Problem to solve :: Copy all lines below exactly as written. Leave pictures out.

>> Begin Raw data

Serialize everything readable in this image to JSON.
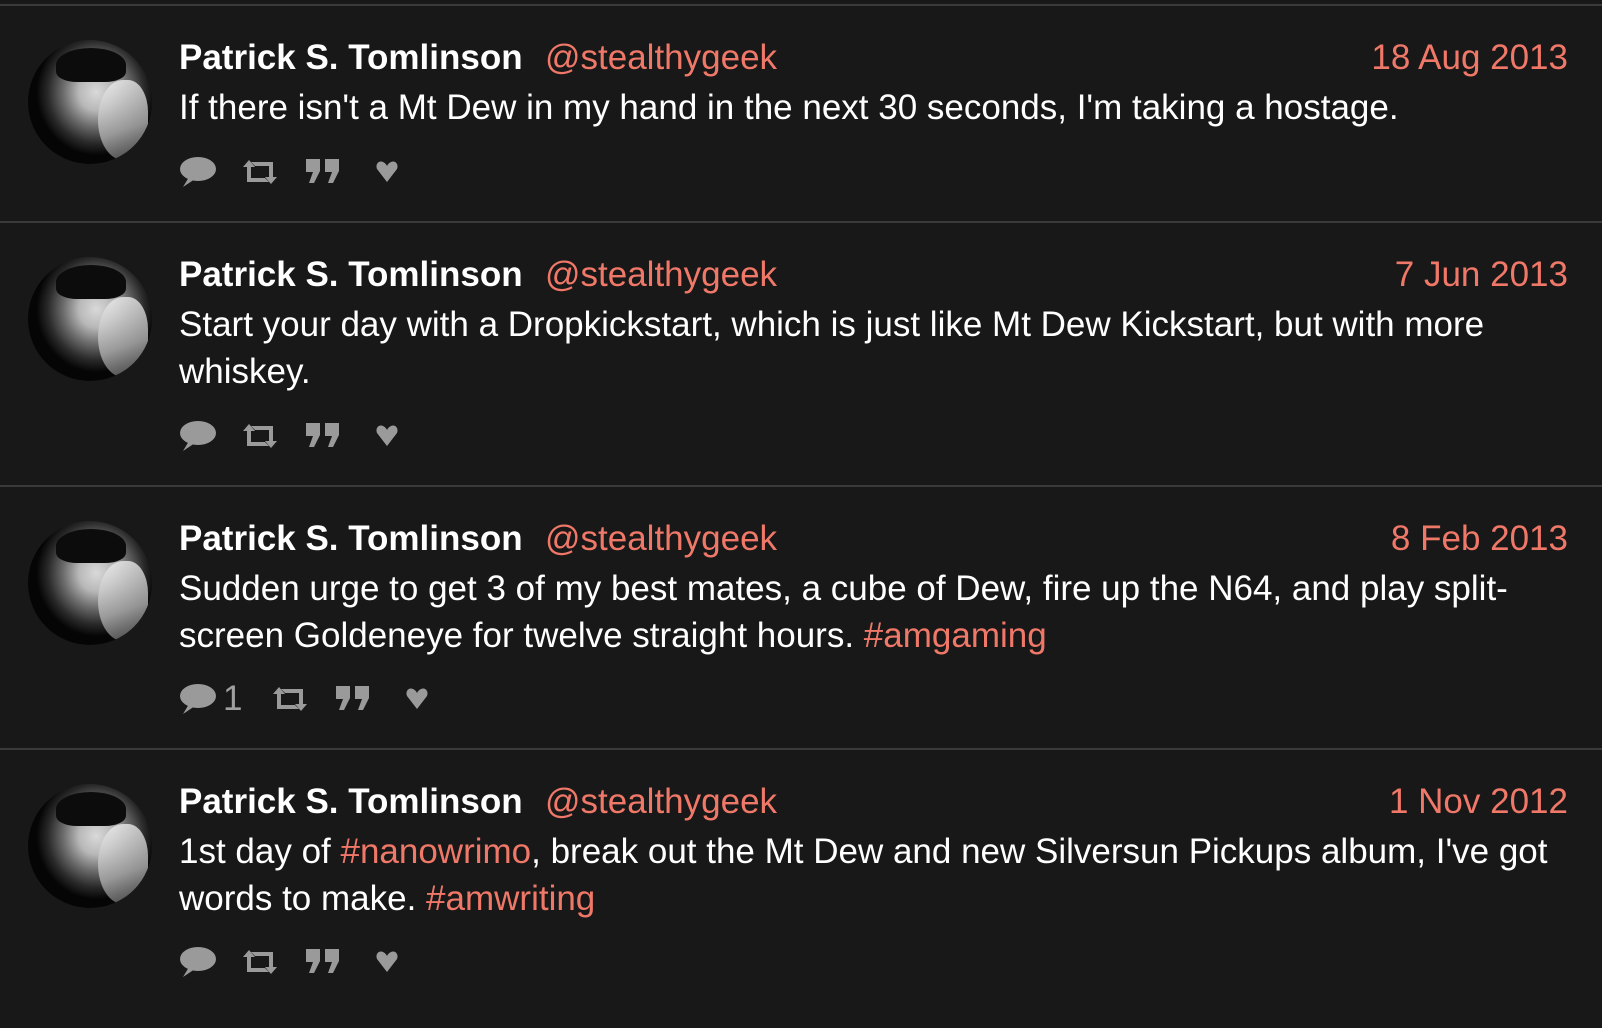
{
  "colors": {
    "background": "#181818",
    "accent": "#f07868",
    "text": "#ffffff",
    "icon": "#9a9a9a",
    "separator": "#3a3a3a"
  },
  "tweets": [
    {
      "name": "Patrick S. Tomlinson",
      "handle": "@stealthygeek",
      "date": "18 Aug 2013",
      "text": "If there isn't a Mt Dew in my hand in the next 30 seconds, I'm taking a hostage.",
      "reply_count": "",
      "icons": [
        "reply-icon",
        "retweet-icon",
        "quote-icon",
        "heart-icon"
      ]
    },
    {
      "name": "Patrick S. Tomlinson",
      "handle": "@stealthygeek",
      "date": "7 Jun 2013",
      "text": "Start your day with a Dropkickstart, which is just like Mt Dew Kickstart, but with more whiskey.",
      "reply_count": "",
      "icons": [
        "reply-icon",
        "retweet-icon",
        "quote-icon",
        "heart-icon"
      ]
    },
    {
      "name": "Patrick S. Tomlinson",
      "handle": "@stealthygeek",
      "date": "8 Feb 2013",
      "text_before": "Sudden urge to get 3 of my best mates, a cube of Dew, fire up the N64, and play split-screen Goldeneye for twelve straight hours. ",
      "hashtag": "#amgaming",
      "reply_count": "1",
      "icons": [
        "reply-icon",
        "retweet-icon",
        "quote-icon",
        "heart-icon"
      ]
    },
    {
      "name": "Patrick S. Tomlinson",
      "handle": "@stealthygeek",
      "date": "1 Nov 2012",
      "text_a": "1st day of ",
      "hashtag_a": "#nanowrimo",
      "text_b": ", break out the Mt Dew and new Silversun Pickups album, I've got words to make. ",
      "hashtag_b": "#amwriting",
      "reply_count": "",
      "icons": [
        "reply-icon",
        "retweet-icon",
        "quote-icon",
        "heart-icon"
      ]
    }
  ]
}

>> End Raw data

Solution for this task ::
Serialize everything readable in this image to JSON.
{
  "colors": {
    "background": "#181818",
    "accent": "#f07868",
    "text": "#ffffff",
    "icon": "#9a9a9a",
    "separator": "#3a3a3a"
  },
  "tweets": [
    {
      "name": "Patrick S. Tomlinson",
      "handle": "@stealthygeek",
      "date": "18 Aug 2013",
      "text": "If there isn't a Mt Dew in my hand in the next 30 seconds, I'm taking a hostage.",
      "reply_count": "",
      "icons": [
        "reply-icon",
        "retweet-icon",
        "quote-icon",
        "heart-icon"
      ]
    },
    {
      "name": "Patrick S. Tomlinson",
      "handle": "@stealthygeek",
      "date": "7 Jun 2013",
      "text": "Start your day with a Dropkickstart, which is just like Mt Dew Kickstart, but with more whiskey.",
      "reply_count": "",
      "icons": [
        "reply-icon",
        "retweet-icon",
        "quote-icon",
        "heart-icon"
      ]
    },
    {
      "name": "Patrick S. Tomlinson",
      "handle": "@stealthygeek",
      "date": "8 Feb 2013",
      "text_before": "Sudden urge to get 3 of my best mates, a cube of Dew, fire up the N64, and play split-screen Goldeneye for twelve straight hours. ",
      "hashtag": "#amgaming",
      "reply_count": "1",
      "icons": [
        "reply-icon",
        "retweet-icon",
        "quote-icon",
        "heart-icon"
      ]
    },
    {
      "name": "Patrick S. Tomlinson",
      "handle": "@stealthygeek",
      "date": "1 Nov 2012",
      "text_a": "1st day of ",
      "hashtag_a": "#nanowrimo",
      "text_b": ", break out the Mt Dew and new Silversun Pickups album, I've got words to make. ",
      "hashtag_b": "#amwriting",
      "reply_count": "",
      "icons": [
        "reply-icon",
        "retweet-icon",
        "quote-icon",
        "heart-icon"
      ]
    }
  ]
}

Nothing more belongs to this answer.